== Work to be completed ==
From the entries below, extract every line that includes the word "subreddit".

[Dataset items]
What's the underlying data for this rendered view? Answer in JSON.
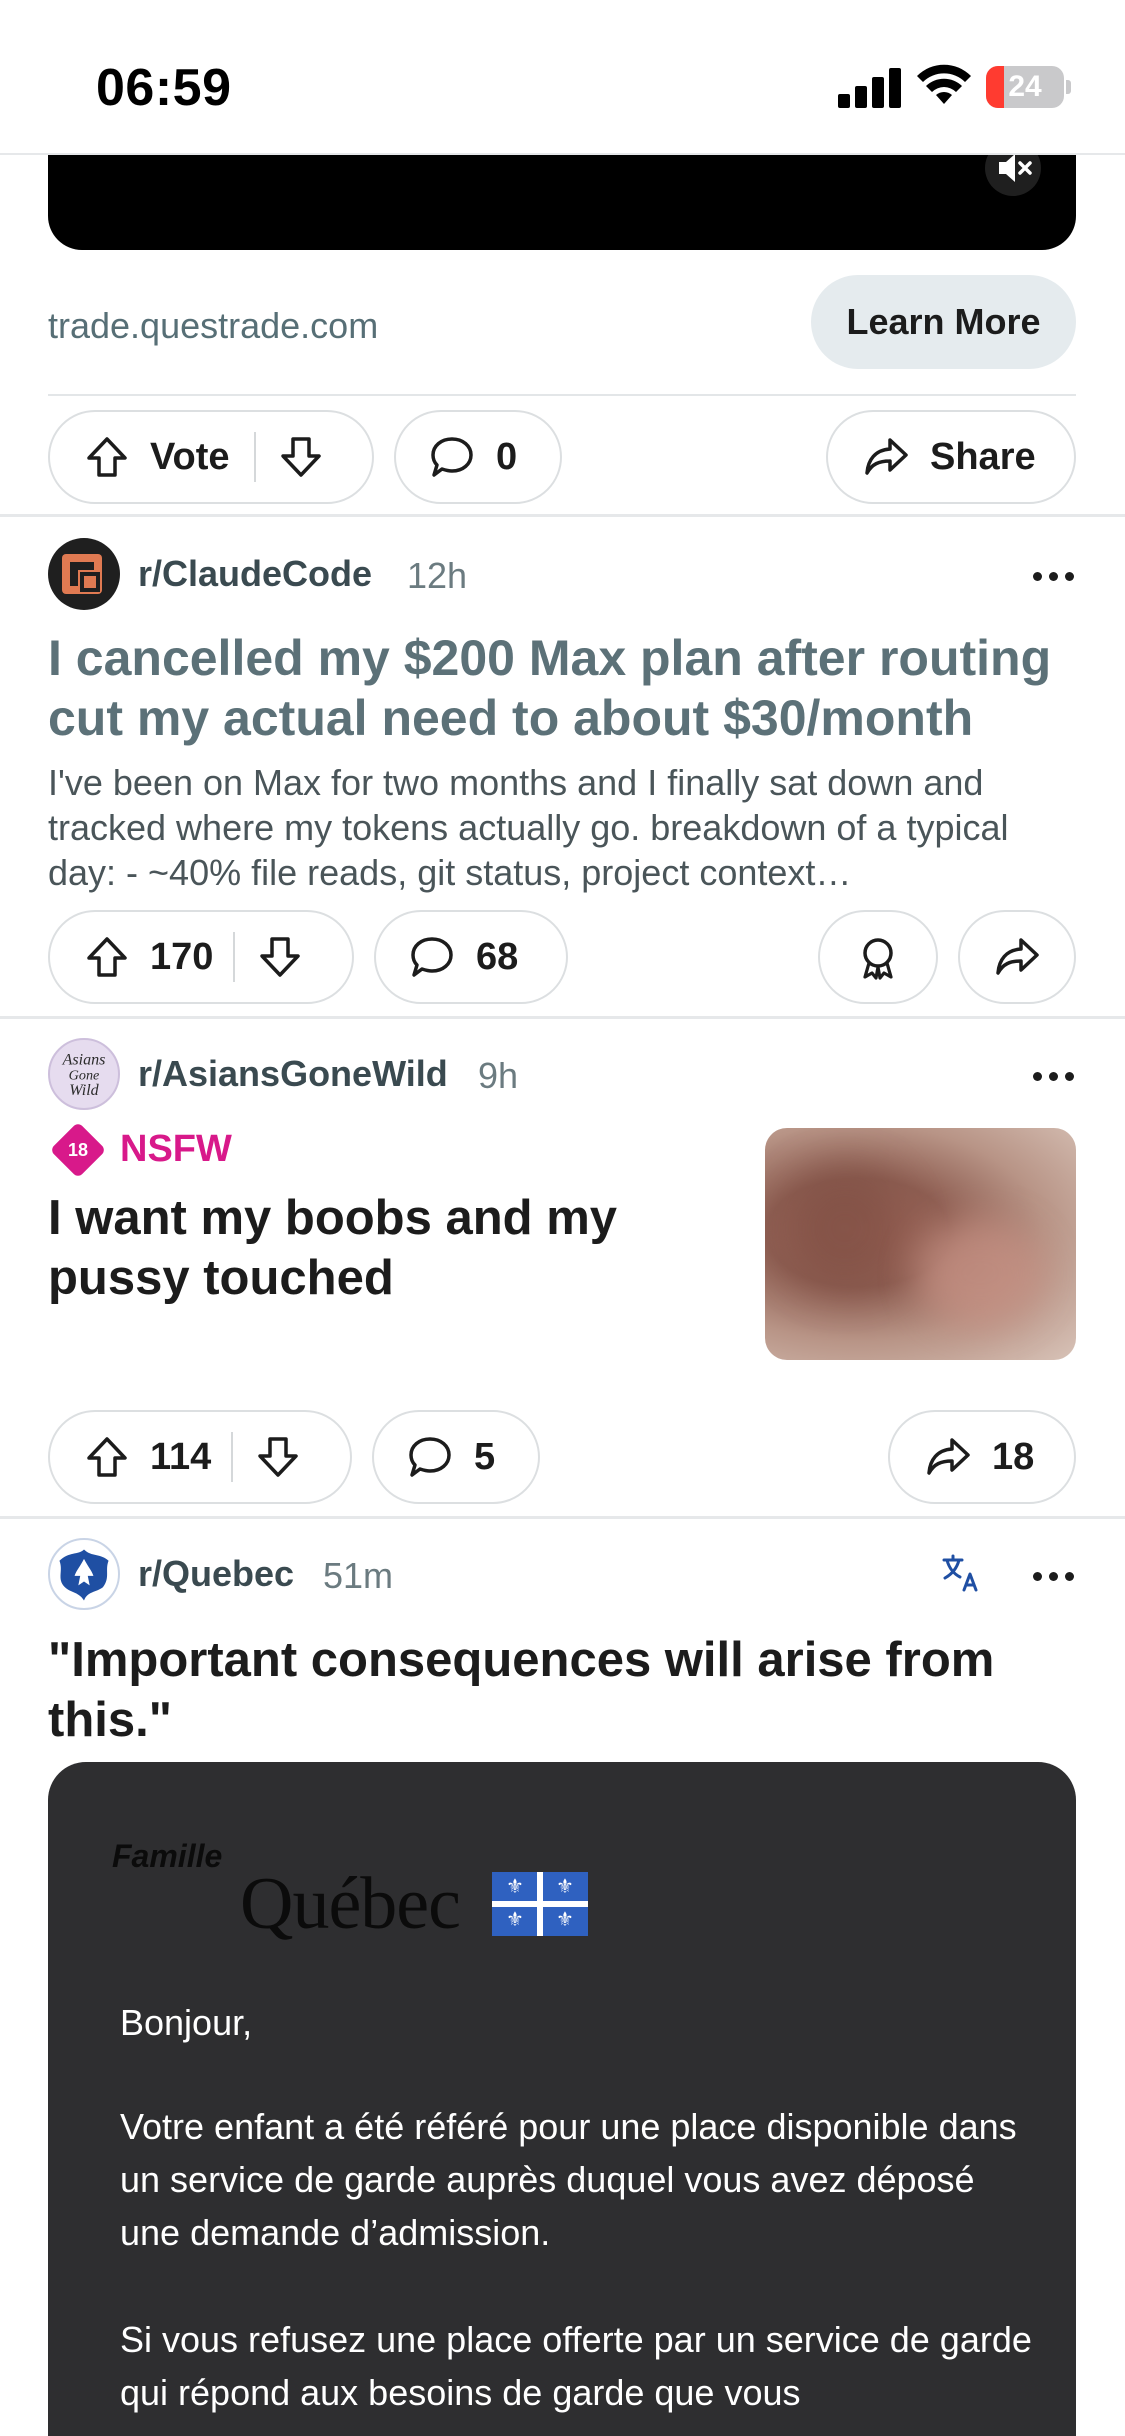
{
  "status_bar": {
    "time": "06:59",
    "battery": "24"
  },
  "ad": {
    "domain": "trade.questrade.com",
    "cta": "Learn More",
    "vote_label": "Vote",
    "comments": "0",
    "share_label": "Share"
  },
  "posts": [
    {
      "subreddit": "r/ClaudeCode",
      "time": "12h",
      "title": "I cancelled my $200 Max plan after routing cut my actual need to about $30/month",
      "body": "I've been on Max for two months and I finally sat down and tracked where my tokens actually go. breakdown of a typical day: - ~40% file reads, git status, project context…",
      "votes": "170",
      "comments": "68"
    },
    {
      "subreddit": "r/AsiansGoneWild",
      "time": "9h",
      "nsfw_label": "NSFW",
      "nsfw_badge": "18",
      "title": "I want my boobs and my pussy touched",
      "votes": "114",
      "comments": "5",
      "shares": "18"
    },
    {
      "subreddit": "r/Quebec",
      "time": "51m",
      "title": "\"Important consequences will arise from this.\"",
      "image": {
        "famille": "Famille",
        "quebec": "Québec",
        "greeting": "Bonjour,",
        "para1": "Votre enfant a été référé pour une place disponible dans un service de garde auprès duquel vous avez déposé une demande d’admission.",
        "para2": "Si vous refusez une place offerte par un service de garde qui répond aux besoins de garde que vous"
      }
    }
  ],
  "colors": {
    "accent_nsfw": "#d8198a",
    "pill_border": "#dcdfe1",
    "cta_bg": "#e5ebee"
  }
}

== Expected answer ==
      "subreddit": "r/ClaudeCode",
      "subreddit": "r/AsiansGoneWild",
      "subreddit": "r/Quebec",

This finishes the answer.